BRIEF: Reproduce every entry below precisely. Pictures are excluded from the copy.

[Part of a data file]
◆ ◆ ◆ ◆ ◆ ◆ ◆

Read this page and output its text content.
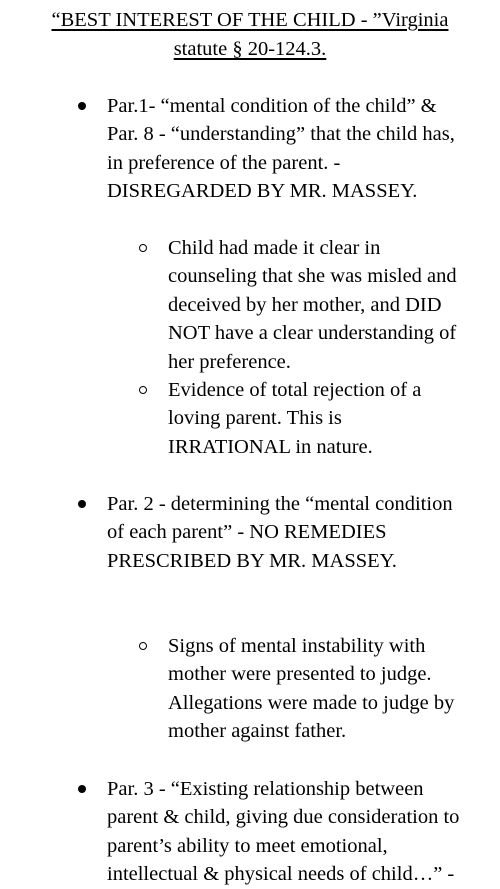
“BEST INTEREST OF THE CHILD - ”Virginia statute § 20-124.3.
Par.1- “mental condition of the child” & Par. 8 - “understanding” that the child has, in preference of the parent. - DISREGARDED BY MR. MASSEY.
Child had made it clear in counseling that she was misled and deceived by her mother, and DID NOT have a clear understanding of her preference.
Evidence of total rejection of a loving parent. This is IRRATIONAL in nature.
Par. 2 - determining the “mental condition of each parent” - NO REMEDIES PRESCRIBED BY MR. MASSEY.
Signs of mental instability with mother were presented to judge. Allegations were made to judge by mother against father.
Par. 3 - “Existing relationship between parent & child, giving due consideration to parent’s ability to meet emotional, intellectual & physical needs of child…” -
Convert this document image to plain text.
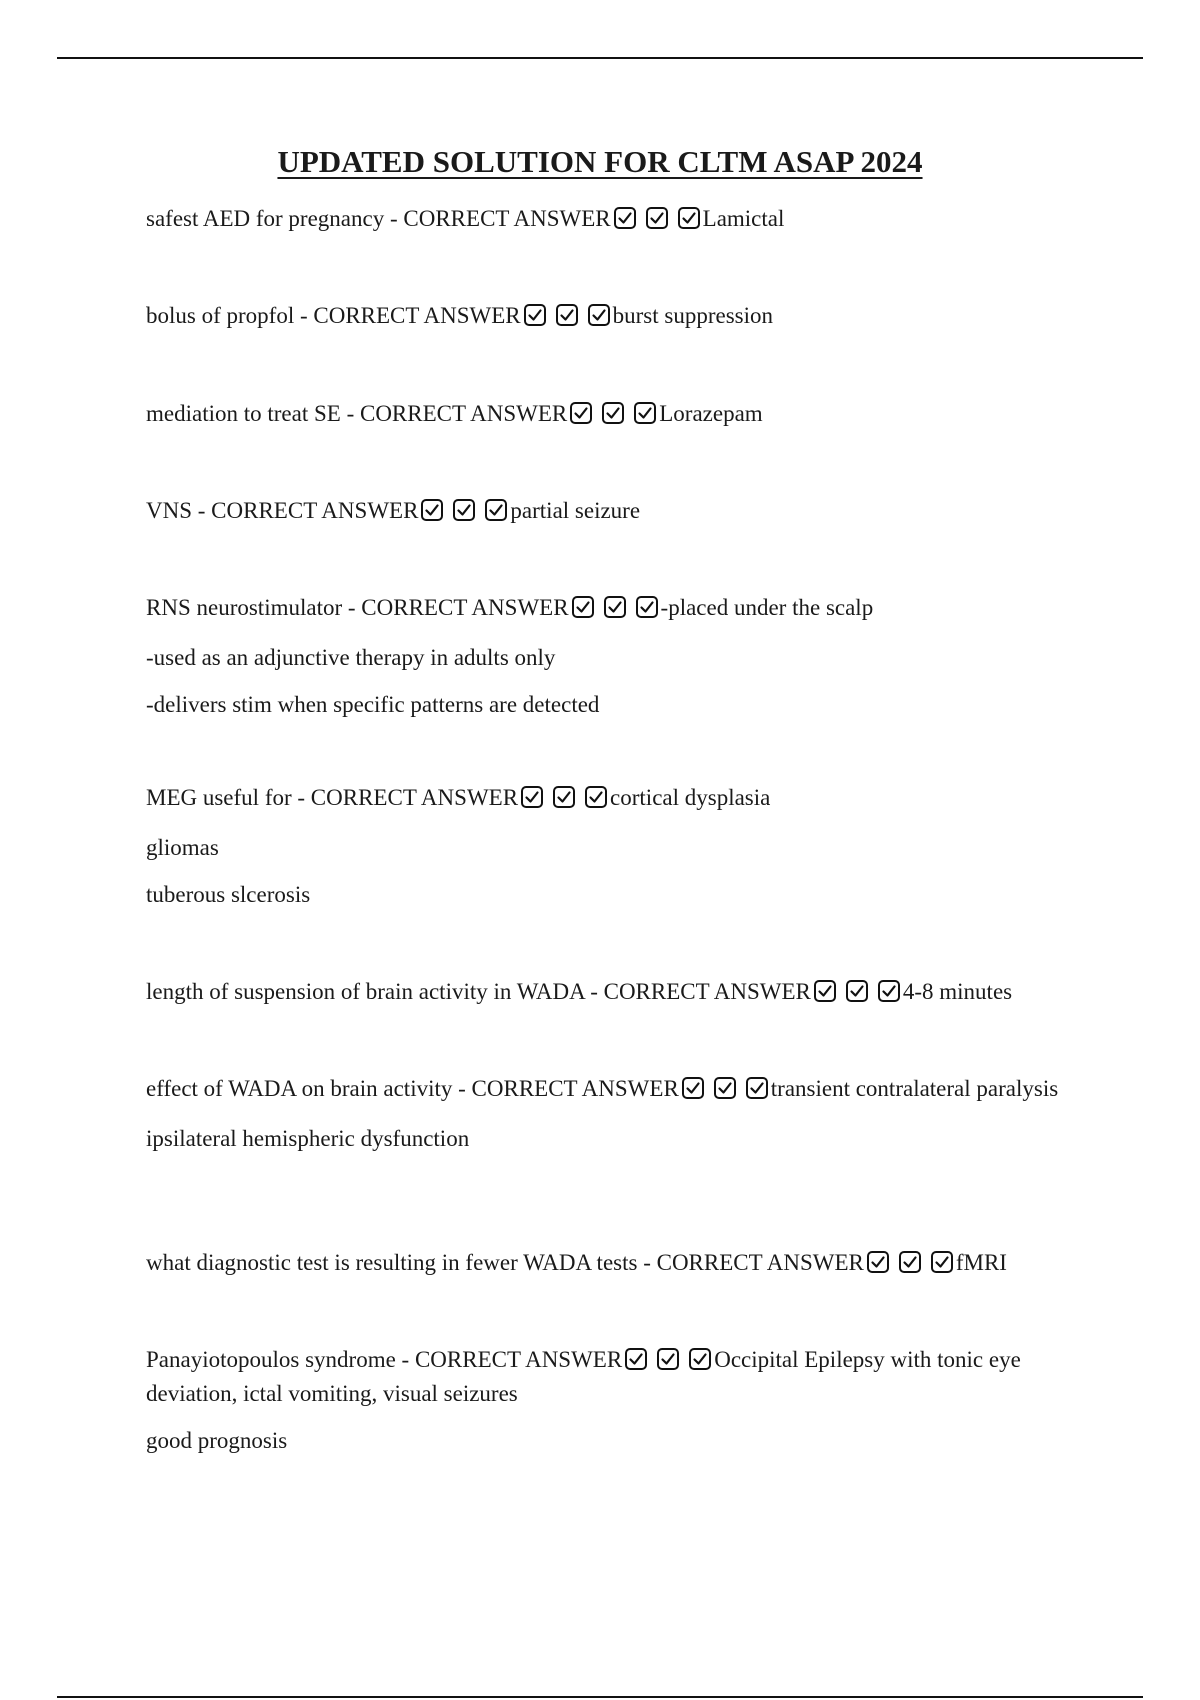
UPDATED SOLUTION FOR CLTM ASAP 2024

safest AED for pregnancy - CORRECT ANSWER	Lamictal

bolus of propfol - CORRECT ANSWER	burst suppression

mediation to treat SE - CORRECT ANSWER	Lorazepam

VNS - CORRECT ANSWER	partial seizure

RNS neurostimulator - CORRECT ANSWER	-placed under the scalp

-used as an adjunctive therapy in adults only

-delivers stim when specific patterns are detected

MEG useful for - CORRECT ANSWER	cortical dysplasia

gliomas

tuberous slcerosis

length of suspension of brain activity in WADA - CORRECT ANSWER	4-8 minutes

effect of WADA on brain activity - CORRECT ANSWER	transient contralateral paralysis

ipsilateral hemispheric dysfunction

what diagnostic test is resulting in fewer WADA tests - CORRECT ANSWER	fMRI

Panayiotopoulos syndrome - CORRECT ANSWER	Occipital Epilepsy with tonic eye deviation, ictal vomiting, visual seizures

good prognosis
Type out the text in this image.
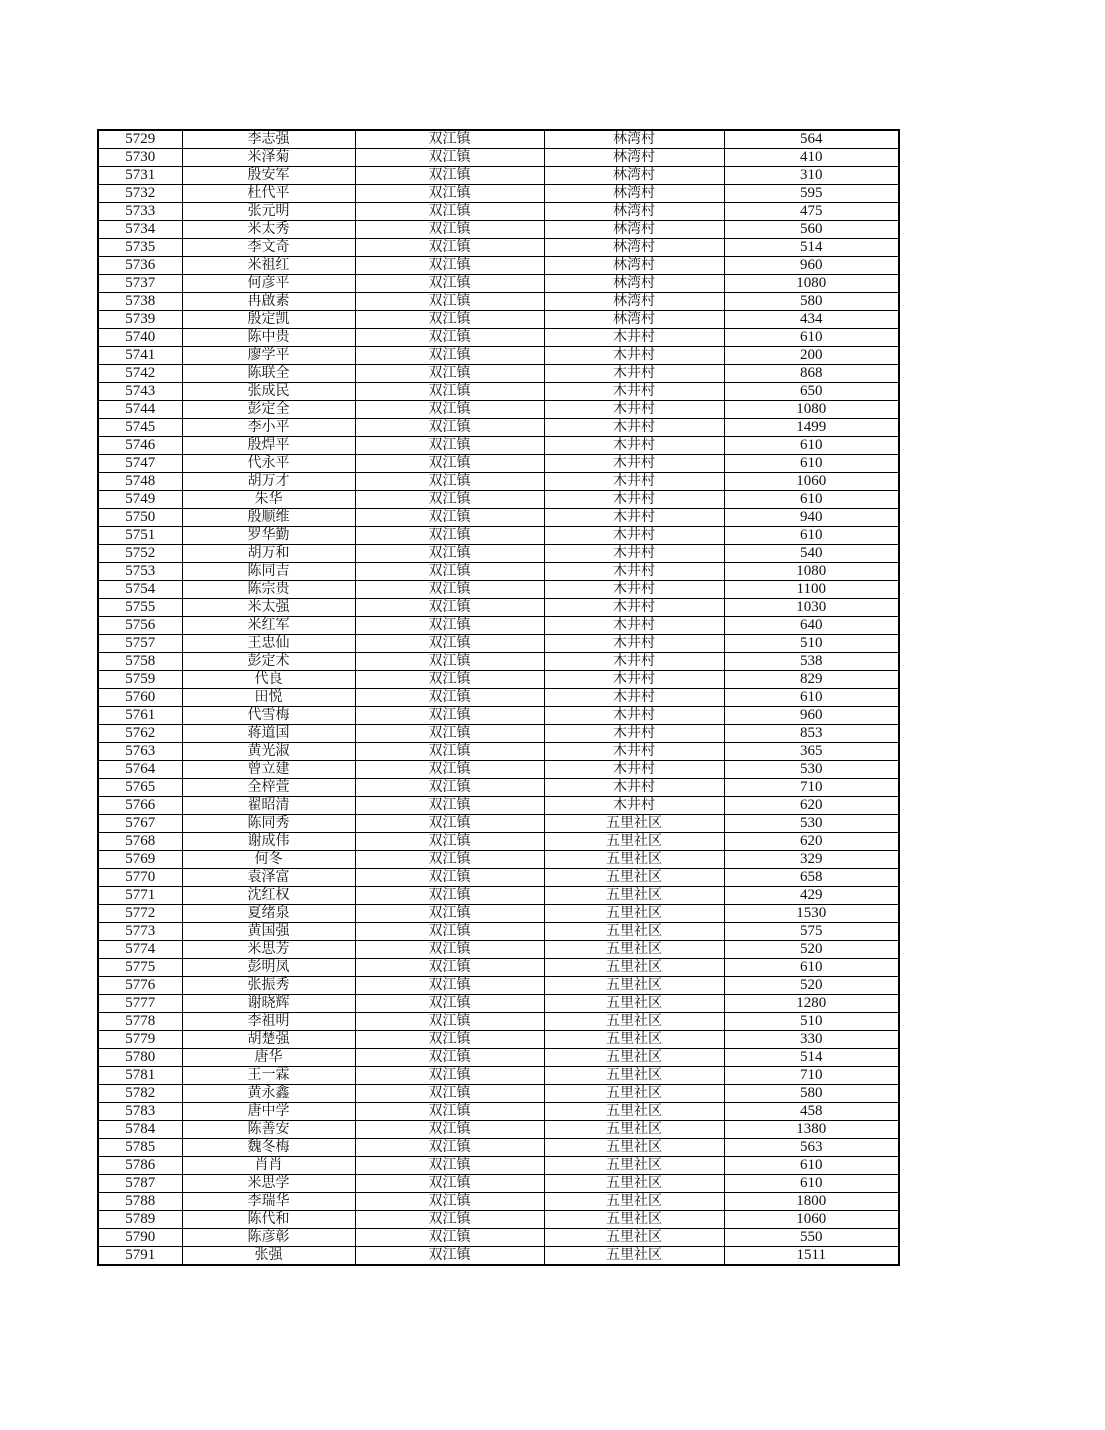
5729	李志强	双江镇	林湾村	564
5730	米泽菊	双江镇	林湾村	410
5731	殷安军	双江镇	林湾村	310
5732	杜代平	双江镇	林湾村	595
5733	张元明	双江镇	林湾村	475
5734	米太秀	双江镇	林湾村	560
5735	李文奇	双江镇	林湾村	514
5736	米祖红	双江镇	林湾村	960
5737	何彦平	双江镇	林湾村	1080
5738	冉啟素	双江镇	林湾村	580
5739	殷定凯	双江镇	林湾村	434
5740	陈中贵	双江镇	木井村	610
5741	廖学平	双江镇	木井村	200
5742	陈联全	双江镇	木井村	868
5743	张成民	双江镇	木井村	650
5744	彭定全	双江镇	木井村	1080
5745	李小平	双江镇	木井村	1499
5746	殷焊平	双江镇	木井村	610
5747	代永平	双江镇	木井村	610
5748	胡万才	双江镇	木井村	1060
5749	朱华	双江镇	木井村	610
5750	殷顺维	双江镇	木井村	940
5751	罗华勤	双江镇	木井村	610
5752	胡万和	双江镇	木井村	540
5753	陈同吉	双江镇	木井村	1080
5754	陈宗贵	双江镇	木井村	1100
5755	米太强	双江镇	木井村	1030
5756	米红军	双江镇	木井村	640
5757	王忠仙	双江镇	木井村	510
5758	彭定术	双江镇	木井村	538
5759	代良	双江镇	木井村	829
5760	田悦	双江镇	木井村	610
5761	代雪梅	双江镇	木井村	960
5762	蒋道国	双江镇	木井村	853
5763	黄光淑	双江镇	木井村	365
5764	曾立建	双江镇	木井村	530
5765	全梓萱	双江镇	木井村	710
5766	翟昭清	双江镇	木井村	620
5767	陈同秀	双江镇	五里社区	530
5768	谢成伟	双江镇	五里社区	620
5769	何冬	双江镇	五里社区	329
5770	袁泽富	双江镇	五里社区	658
5771	沈红权	双江镇	五里社区	429
5772	夏绪泉	双江镇	五里社区	1530
5773	黄国强	双江镇	五里社区	575
5774	米思芳	双江镇	五里社区	520
5775	彭明凤	双江镇	五里社区	610
5776	张振秀	双江镇	五里社区	520
5777	谢晓辉	双江镇	五里社区	1280
5778	李祖明	双江镇	五里社区	510
5779	胡楚强	双江镇	五里社区	330
5780	唐华	双江镇	五里社区	514
5781	王一霖	双江镇	五里社区	710
5782	黄永鑫	双江镇	五里社区	580
5783	唐中学	双江镇	五里社区	458
5784	陈善安	双江镇	五里社区	1380
5785	魏冬梅	双江镇	五里社区	563
5786	肖肖	双江镇	五里社区	610
5787	米思学	双江镇	五里社区	610
5788	李瑞华	双江镇	五里社区	1800
5789	陈代和	双江镇	五里社区	1060
5790	陈彦彰	双江镇	五里社区	550
5791	张强	双江镇	五里社区	1511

◆ ◆ ◆ ◆ ◆ ◆ ◆

SOLVED PROBLEM:
Read this page and output its text content.
“BEST INTEREST OF THE CHILD - ”Virginia statute § 20-124.3.
Par.1- “mental condition of the child” & Par. 8 - “understanding” that the child has, in preference of the parent. - DISREGARDED BY MR. MASSEY.
Child had made it clear in counseling that she was misled and deceived by her mother, and DID NOT have a clear understanding of her preference.
Evidence of total rejection of a loving parent. This is IRRATIONAL in nature.
Par. 2 - determining the “mental condition of each parent” - NO REMEDIES PRESCRIBED BY MR. MASSEY.
Signs of mental instability with mother were presented to judge. Allegations were made to judge by mother against father.
Par. 3 - “Existing relationship between parent & child, giving due consideration to parent’s ability to meet emotional, intellectual & physical needs of child…” -
Convert this document image to plain text.
UPDATED SOLUTION FOR CLTM ASAP 2024

safest AED for pregnancy - CORRECT ANSWER	Lamictal

bolus of propfol - CORRECT ANSWER	burst suppression

mediation to treat SE - CORRECT ANSWER	Lorazepam

VNS - CORRECT ANSWER	partial seizure

RNS neurostimulator - CORRECT ANSWER	-placed under the scalp

-used as an adjunctive therapy in adults only

-delivers stim when specific patterns are detected

MEG useful for - CORRECT ANSWER	cortical dysplasia

gliomas

tuberous slcerosis

length of suspension of brain activity in WADA - CORRECT ANSWER	4-8 minutes

effect of WADA on brain activity - CORRECT ANSWER	transient contralateral paralysis

ipsilateral hemispheric dysfunction

what diagnostic test is resulting in fewer WADA tests - CORRECT ANSWER	fMRI

Panayiotopoulos syndrome - CORRECT ANSWER	Occipital Epilepsy with tonic eye deviation, ictal vomiting, visual seizures

good prognosis
Type out the text in this image.
5729	李志强	双江镇	林湾村	564
5730	米泽菊	双江镇	林湾村	410
5731	殷安军	双江镇	林湾村	310
5732	杜代平	双江镇	林湾村	595
5733	张元明	双江镇	林湾村	475
5734	米太秀	双江镇	林湾村	560
5735	李文奇	双江镇	林湾村	514
5736	米祖红	双江镇	林湾村	960
5737	何彦平	双江镇	林湾村	1080
5738	冉啟素	双江镇	林湾村	580
5739	殷定凯	双江镇	林湾村	434
5740	陈中贵	双江镇	木井村	610
5741	廖学平	双江镇	木井村	200
5742	陈联全	双江镇	木井村	868
5743	张成民	双江镇	木井村	650
5744	彭定全	双江镇	木井村	1080
5745	李小平	双江镇	木井村	1499
5746	殷焊平	双江镇	木井村	610
5747	代永平	双江镇	木井村	610
5748	胡万才	双江镇	木井村	1060
5749	朱华	双江镇	木井村	610
5750	殷顺维	双江镇	木井村	940
5751	罗华勤	双江镇	木井村	610
5752	胡万和	双江镇	木井村	540
5753	陈同吉	双江镇	木井村	1080
5754	陈宗贵	双江镇	木井村	1100
5755	米太强	双江镇	木井村	1030
5756	米红军	双江镇	木井村	640
5757	王忠仙	双江镇	木井村	510
5758	彭定术	双江镇	木井村	538
5759	代良	双江镇	木井村	829
5760	田悦	双江镇	木井村	610
5761	代雪梅	双江镇	木井村	960
5762	蒋道国	双江镇	木井村	853
5763	黄光淑	双江镇	木井村	365
5764	曾立建	双江镇	木井村	530
5765	全梓萱	双江镇	木井村	710
5766	翟昭清	双江镇	木井村	620
5767	陈同秀	双江镇	五里社区	530
5768	谢成伟	双江镇	五里社区	620
5769	何冬	双江镇	五里社区	329
5770	袁泽富	双江镇	五里社区	658
5771	沈红权	双江镇	五里社区	429
5772	夏绪泉	双江镇	五里社区	1530
5773	黄国强	双江镇	五里社区	575
5774	米思芳	双江镇	五里社区	520
5775	彭明凤	双江镇	五里社区	610
5776	张振秀	双江镇	五里社区	520
5777	谢晓辉	双江镇	五里社区	1280
5778	李祖明	双江镇	五里社区	510
5779	胡楚强	双江镇	五里社区	330
5780	唐华	双江镇	五里社区	514
5781	王一霖	双江镇	五里社区	710
5782	黄永鑫	双江镇	五里社区	580
5783	唐中学	双江镇	五里社区	458
5784	陈善安	双江镇	五里社区	1380
5785	魏冬梅	双江镇	五里社区	563
5786	肖肖	双江镇	五里社区	610
5787	米思学	双江镇	五里社区	610
5788	李瑞华	双江镇	五里社区	1800
5789	陈代和	双江镇	五里社区	1060
5790	陈彦彰	双江镇	五里社区	550
5791	张强	双江镇	五里社区	1511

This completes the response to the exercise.